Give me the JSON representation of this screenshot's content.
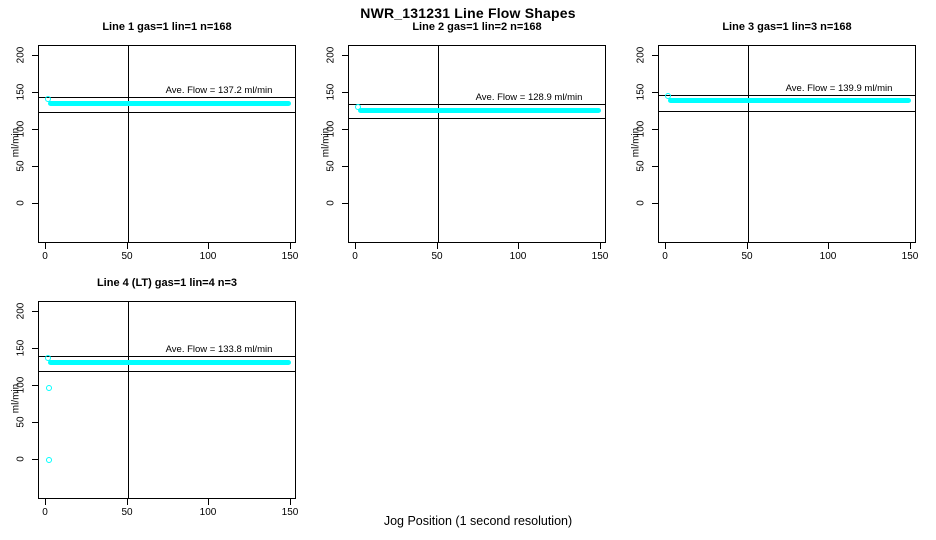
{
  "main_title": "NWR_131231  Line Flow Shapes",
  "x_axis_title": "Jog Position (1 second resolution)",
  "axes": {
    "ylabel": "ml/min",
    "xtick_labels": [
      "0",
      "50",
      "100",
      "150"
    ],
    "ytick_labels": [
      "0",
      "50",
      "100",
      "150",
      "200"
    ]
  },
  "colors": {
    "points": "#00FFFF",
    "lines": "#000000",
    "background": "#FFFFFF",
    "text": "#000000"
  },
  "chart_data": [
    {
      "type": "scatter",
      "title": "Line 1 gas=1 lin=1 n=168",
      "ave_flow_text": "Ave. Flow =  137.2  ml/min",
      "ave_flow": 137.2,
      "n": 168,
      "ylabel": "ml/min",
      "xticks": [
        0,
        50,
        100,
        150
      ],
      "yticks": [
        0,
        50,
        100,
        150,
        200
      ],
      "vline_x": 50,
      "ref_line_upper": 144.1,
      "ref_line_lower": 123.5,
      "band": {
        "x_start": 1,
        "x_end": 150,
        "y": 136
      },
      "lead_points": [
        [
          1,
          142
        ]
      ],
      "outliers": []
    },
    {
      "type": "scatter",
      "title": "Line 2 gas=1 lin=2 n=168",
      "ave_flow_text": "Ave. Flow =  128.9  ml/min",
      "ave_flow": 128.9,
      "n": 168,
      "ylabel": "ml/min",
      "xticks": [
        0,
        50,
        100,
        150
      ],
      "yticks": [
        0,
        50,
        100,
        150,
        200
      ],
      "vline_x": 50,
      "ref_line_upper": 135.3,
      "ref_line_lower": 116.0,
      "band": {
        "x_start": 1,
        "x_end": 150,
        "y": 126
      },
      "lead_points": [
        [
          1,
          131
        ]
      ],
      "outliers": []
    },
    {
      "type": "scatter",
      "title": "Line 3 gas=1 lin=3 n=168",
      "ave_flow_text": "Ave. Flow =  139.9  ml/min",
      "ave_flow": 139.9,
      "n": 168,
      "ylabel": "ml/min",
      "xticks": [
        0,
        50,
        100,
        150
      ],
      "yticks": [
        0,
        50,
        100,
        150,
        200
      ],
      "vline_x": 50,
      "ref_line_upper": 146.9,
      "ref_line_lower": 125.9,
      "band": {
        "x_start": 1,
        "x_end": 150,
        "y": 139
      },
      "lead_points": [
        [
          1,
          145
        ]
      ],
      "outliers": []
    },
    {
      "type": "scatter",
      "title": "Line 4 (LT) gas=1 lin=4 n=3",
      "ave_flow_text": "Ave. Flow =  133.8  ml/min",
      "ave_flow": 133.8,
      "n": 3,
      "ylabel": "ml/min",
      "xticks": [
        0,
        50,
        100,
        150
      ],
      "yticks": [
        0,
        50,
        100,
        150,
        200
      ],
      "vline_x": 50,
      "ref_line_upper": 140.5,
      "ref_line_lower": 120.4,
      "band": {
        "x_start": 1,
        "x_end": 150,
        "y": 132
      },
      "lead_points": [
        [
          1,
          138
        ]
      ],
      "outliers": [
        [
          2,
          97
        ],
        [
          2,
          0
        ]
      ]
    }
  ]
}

--

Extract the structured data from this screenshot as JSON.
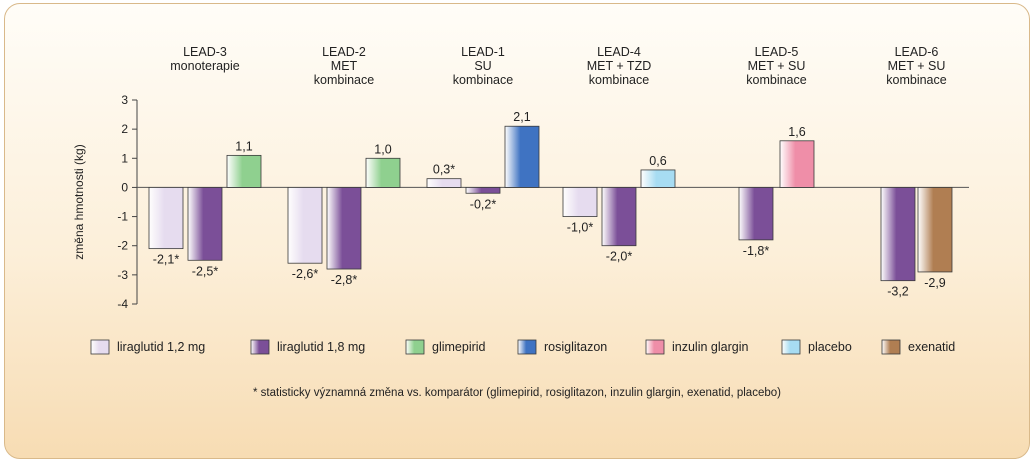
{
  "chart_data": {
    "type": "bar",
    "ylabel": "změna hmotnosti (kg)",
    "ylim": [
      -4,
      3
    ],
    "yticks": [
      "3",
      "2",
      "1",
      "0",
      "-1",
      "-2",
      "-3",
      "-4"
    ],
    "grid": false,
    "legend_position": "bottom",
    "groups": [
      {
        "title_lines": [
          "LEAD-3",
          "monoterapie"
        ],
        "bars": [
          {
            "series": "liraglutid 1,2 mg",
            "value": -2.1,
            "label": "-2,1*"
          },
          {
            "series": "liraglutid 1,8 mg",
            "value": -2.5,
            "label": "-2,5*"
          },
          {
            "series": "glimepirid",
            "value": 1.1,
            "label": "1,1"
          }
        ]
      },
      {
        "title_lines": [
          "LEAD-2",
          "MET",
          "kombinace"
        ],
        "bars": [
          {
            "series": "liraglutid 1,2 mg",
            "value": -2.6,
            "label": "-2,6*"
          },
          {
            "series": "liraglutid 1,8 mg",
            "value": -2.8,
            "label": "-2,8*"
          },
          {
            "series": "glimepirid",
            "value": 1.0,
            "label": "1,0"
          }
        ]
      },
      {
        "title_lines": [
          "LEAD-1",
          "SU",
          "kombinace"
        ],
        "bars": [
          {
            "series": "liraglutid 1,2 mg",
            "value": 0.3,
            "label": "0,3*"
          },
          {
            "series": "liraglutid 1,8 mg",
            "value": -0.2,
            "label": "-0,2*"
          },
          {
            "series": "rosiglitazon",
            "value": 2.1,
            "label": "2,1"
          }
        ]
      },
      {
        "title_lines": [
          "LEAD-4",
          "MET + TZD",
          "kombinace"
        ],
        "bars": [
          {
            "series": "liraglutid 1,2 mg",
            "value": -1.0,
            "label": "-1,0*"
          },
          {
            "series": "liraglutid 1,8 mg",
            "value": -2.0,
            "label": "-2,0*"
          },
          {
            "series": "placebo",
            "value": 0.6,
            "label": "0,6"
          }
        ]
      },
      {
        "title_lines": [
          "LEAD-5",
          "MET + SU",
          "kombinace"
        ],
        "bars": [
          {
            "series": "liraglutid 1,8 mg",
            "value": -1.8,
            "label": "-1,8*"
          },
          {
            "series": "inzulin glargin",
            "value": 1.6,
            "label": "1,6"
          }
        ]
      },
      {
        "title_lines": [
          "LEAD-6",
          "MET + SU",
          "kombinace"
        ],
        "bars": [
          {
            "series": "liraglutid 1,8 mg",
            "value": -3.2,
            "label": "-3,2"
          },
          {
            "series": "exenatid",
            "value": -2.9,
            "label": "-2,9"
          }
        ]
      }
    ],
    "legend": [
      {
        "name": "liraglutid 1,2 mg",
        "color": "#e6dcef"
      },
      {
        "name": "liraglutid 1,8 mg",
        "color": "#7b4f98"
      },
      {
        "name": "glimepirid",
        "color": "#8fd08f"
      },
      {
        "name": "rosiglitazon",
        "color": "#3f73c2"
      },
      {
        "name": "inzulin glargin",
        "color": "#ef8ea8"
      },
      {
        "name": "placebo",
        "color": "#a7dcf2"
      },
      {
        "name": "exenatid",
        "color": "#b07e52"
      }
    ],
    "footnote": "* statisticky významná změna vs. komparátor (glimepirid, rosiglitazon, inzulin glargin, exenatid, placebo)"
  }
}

* * *

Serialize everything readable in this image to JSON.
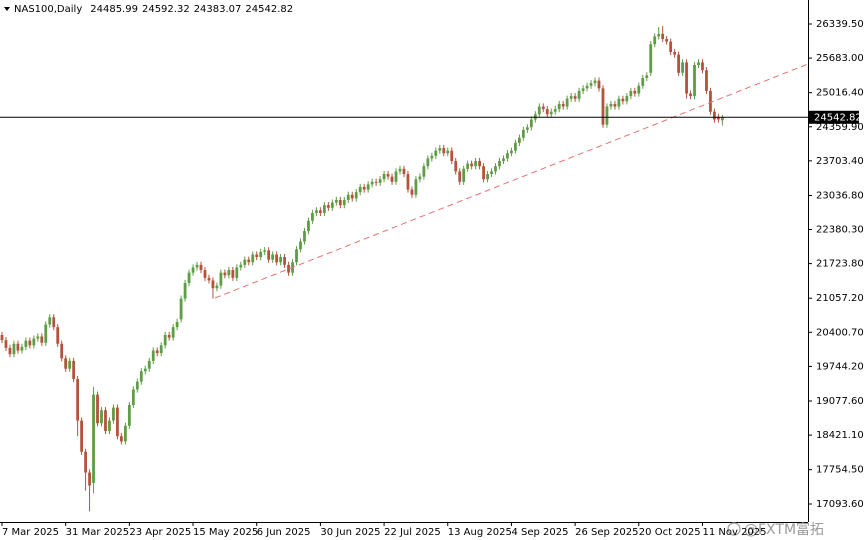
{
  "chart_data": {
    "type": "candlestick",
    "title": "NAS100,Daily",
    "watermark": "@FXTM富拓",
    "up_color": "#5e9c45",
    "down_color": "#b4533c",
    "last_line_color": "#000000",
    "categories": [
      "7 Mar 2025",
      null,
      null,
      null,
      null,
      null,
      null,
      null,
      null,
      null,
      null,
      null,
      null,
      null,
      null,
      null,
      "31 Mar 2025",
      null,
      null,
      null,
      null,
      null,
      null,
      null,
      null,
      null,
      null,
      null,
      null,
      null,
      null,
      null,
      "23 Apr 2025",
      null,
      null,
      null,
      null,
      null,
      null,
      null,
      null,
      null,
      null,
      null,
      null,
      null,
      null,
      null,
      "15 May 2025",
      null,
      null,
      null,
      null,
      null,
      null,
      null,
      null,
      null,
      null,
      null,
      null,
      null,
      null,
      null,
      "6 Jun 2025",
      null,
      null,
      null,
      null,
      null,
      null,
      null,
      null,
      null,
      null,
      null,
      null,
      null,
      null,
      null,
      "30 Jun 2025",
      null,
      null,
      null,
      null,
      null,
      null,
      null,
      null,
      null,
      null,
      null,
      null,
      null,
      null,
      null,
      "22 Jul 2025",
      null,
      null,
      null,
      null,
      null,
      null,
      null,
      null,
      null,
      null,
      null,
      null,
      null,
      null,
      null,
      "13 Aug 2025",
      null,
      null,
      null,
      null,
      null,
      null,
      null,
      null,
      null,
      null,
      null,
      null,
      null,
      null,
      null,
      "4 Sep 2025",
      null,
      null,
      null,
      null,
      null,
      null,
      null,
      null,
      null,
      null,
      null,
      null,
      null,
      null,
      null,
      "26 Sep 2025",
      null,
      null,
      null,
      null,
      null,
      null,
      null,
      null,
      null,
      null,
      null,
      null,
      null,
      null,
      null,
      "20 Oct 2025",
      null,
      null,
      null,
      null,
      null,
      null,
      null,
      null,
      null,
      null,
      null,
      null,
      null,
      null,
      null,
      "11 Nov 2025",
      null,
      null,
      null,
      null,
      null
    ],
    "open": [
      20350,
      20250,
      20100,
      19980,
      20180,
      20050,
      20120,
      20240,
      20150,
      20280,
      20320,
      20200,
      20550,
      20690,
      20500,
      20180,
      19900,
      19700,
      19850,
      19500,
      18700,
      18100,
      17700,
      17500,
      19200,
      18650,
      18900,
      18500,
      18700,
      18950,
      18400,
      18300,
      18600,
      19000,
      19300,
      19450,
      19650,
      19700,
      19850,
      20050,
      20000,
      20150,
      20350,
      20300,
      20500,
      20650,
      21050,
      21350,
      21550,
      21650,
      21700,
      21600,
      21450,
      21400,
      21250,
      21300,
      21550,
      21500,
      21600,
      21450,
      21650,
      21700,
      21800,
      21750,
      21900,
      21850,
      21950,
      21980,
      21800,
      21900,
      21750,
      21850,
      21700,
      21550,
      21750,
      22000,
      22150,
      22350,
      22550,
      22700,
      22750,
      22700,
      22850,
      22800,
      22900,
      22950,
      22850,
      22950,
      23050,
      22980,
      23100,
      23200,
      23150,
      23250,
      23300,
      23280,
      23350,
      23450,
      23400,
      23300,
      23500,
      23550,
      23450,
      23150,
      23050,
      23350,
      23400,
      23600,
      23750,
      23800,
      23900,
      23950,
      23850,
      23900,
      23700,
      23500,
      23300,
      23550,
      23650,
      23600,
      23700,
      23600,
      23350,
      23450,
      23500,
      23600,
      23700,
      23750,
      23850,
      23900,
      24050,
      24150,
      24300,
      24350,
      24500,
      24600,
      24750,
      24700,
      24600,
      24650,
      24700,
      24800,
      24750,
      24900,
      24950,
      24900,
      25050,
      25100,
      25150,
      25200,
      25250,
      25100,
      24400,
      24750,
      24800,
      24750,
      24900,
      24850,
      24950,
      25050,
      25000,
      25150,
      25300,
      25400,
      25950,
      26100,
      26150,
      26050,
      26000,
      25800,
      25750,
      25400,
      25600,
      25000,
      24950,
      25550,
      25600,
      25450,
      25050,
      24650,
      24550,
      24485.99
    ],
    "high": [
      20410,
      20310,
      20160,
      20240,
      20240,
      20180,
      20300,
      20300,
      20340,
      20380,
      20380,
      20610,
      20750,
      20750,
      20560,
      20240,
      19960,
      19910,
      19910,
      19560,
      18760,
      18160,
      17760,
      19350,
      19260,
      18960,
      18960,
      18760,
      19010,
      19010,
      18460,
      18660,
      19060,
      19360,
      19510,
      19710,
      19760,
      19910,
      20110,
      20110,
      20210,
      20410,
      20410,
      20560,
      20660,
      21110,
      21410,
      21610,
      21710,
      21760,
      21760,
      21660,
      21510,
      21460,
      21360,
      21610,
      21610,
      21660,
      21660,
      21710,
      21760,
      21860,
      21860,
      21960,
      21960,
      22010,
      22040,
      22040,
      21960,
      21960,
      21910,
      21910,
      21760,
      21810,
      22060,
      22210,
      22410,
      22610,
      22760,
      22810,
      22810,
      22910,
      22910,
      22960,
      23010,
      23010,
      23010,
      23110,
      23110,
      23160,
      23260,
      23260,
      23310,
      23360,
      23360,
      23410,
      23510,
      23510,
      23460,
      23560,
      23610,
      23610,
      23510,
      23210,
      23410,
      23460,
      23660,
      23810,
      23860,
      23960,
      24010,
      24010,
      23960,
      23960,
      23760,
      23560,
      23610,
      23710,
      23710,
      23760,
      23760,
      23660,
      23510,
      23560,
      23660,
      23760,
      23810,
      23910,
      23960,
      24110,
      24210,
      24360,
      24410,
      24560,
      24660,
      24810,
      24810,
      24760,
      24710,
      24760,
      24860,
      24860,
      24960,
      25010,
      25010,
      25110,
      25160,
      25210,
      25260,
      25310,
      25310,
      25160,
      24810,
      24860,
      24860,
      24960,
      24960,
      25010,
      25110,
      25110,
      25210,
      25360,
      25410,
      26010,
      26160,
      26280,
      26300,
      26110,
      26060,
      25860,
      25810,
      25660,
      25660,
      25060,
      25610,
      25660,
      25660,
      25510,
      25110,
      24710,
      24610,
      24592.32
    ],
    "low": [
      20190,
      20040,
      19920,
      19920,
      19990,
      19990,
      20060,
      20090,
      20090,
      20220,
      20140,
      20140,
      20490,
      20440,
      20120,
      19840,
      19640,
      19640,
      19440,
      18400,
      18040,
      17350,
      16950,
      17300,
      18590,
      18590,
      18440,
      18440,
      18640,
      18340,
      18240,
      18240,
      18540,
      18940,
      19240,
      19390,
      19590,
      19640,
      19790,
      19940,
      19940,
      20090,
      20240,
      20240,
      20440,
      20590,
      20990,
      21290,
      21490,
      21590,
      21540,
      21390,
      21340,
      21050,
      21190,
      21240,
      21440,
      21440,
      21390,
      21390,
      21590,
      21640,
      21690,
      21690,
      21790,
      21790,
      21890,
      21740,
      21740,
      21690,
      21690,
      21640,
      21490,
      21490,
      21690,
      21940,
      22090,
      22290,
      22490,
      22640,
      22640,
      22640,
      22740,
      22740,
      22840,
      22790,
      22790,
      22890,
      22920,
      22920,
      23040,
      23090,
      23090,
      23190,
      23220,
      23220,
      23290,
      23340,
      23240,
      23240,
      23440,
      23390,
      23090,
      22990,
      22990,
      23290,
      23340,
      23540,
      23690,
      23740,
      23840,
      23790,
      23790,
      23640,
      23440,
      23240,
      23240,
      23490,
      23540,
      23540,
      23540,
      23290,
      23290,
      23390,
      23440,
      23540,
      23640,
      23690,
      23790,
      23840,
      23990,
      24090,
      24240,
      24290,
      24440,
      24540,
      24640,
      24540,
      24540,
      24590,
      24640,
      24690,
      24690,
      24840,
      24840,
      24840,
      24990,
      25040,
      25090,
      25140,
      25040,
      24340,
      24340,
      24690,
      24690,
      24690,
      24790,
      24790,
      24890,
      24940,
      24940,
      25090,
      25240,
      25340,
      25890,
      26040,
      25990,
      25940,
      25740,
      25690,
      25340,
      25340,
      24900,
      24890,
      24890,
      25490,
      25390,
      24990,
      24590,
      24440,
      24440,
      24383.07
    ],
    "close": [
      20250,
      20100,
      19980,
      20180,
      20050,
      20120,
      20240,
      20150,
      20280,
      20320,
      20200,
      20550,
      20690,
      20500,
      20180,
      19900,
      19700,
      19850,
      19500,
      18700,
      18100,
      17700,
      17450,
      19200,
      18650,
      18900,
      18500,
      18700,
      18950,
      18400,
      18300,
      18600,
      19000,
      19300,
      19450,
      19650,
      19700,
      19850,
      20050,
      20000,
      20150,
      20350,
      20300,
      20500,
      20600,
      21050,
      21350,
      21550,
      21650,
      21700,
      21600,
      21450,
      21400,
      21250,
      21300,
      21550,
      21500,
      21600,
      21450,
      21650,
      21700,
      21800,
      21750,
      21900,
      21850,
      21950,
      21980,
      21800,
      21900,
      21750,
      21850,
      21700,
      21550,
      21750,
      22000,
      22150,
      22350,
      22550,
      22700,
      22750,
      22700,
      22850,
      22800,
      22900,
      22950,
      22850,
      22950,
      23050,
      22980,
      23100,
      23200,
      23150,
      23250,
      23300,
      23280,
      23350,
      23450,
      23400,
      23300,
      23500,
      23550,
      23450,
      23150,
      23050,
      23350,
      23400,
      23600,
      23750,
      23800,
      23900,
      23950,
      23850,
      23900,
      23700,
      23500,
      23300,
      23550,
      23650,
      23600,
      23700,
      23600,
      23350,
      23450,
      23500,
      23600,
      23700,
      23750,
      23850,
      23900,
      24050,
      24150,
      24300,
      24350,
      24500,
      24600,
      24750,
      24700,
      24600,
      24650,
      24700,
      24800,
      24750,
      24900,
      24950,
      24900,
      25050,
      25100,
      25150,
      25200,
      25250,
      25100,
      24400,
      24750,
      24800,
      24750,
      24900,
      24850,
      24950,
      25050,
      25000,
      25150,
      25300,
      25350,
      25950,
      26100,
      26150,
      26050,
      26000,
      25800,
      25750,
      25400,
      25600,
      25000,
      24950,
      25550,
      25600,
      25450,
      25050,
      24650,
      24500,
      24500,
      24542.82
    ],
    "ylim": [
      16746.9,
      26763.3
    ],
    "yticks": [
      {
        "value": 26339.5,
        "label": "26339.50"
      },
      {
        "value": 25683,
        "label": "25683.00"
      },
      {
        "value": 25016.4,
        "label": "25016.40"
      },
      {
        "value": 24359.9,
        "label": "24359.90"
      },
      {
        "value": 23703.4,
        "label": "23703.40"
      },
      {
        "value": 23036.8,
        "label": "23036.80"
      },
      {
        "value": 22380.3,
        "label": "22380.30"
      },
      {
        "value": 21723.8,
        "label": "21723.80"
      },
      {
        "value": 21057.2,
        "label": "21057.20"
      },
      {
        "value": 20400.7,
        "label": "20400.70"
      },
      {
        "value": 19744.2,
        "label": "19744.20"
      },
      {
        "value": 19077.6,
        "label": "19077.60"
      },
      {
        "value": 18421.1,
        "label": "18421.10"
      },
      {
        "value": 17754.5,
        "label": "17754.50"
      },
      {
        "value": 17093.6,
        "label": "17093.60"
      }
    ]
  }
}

■ Goal
Looking at the data above, show all lines where the word "exenatid" occurs.

■ Solved problem
            "series": "exenatid",
        "name": "exenatid",
    "footnote": "* statisticky významná změna vs. komparátor (glimepirid, rosiglitazon, inzulin glargin, exenatid, placebo)"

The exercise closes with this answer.